- EXERCISE TASK -
Among the records that follow, count the lines with the string "Koko"; report only that count.

[Dataset listings of figures]
■ ■ ■ ■

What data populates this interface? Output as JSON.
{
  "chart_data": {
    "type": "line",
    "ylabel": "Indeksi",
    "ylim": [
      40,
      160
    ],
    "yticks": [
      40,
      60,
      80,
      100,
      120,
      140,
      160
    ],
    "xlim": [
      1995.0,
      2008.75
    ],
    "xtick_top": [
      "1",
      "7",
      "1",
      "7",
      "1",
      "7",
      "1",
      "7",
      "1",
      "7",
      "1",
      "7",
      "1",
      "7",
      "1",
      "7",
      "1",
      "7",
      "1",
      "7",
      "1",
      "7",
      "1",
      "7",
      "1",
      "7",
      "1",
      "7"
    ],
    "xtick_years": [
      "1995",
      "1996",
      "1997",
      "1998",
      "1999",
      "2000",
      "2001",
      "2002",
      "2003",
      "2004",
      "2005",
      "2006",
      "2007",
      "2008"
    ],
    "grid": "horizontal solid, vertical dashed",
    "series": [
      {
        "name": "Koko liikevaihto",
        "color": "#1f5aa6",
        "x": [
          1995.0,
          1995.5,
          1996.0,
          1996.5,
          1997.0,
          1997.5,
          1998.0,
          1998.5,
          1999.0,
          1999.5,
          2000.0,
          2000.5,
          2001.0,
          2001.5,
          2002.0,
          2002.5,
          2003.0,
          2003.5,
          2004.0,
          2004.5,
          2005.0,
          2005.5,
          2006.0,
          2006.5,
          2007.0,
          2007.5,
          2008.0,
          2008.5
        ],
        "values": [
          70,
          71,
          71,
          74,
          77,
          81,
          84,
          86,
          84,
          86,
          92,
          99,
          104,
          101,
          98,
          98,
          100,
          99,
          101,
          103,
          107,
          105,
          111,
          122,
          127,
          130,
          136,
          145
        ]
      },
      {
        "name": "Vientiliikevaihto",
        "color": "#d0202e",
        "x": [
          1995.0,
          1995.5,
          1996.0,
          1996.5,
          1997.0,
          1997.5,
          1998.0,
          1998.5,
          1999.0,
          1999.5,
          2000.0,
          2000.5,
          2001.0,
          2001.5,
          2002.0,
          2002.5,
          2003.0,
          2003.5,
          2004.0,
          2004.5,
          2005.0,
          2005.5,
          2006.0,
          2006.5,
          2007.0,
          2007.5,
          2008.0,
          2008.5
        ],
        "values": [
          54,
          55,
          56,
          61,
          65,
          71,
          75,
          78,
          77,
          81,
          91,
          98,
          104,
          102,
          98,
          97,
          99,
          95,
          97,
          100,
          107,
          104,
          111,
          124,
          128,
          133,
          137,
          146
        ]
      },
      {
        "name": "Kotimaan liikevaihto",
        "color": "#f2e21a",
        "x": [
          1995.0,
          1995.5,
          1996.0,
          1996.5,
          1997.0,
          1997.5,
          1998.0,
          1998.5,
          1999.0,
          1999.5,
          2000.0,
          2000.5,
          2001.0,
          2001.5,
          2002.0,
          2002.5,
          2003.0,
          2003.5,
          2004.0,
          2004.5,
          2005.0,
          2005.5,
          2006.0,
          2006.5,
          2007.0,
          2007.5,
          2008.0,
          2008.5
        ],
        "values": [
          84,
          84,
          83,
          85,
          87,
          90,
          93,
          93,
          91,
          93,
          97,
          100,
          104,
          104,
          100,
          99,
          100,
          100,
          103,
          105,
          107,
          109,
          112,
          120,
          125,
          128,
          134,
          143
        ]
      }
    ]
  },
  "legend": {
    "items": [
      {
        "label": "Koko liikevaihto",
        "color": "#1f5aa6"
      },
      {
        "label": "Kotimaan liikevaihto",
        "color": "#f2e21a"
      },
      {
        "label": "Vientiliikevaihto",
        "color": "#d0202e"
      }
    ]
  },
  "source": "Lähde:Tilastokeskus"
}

■ ■ ■ ■

- THE COMPLETED TASK -
2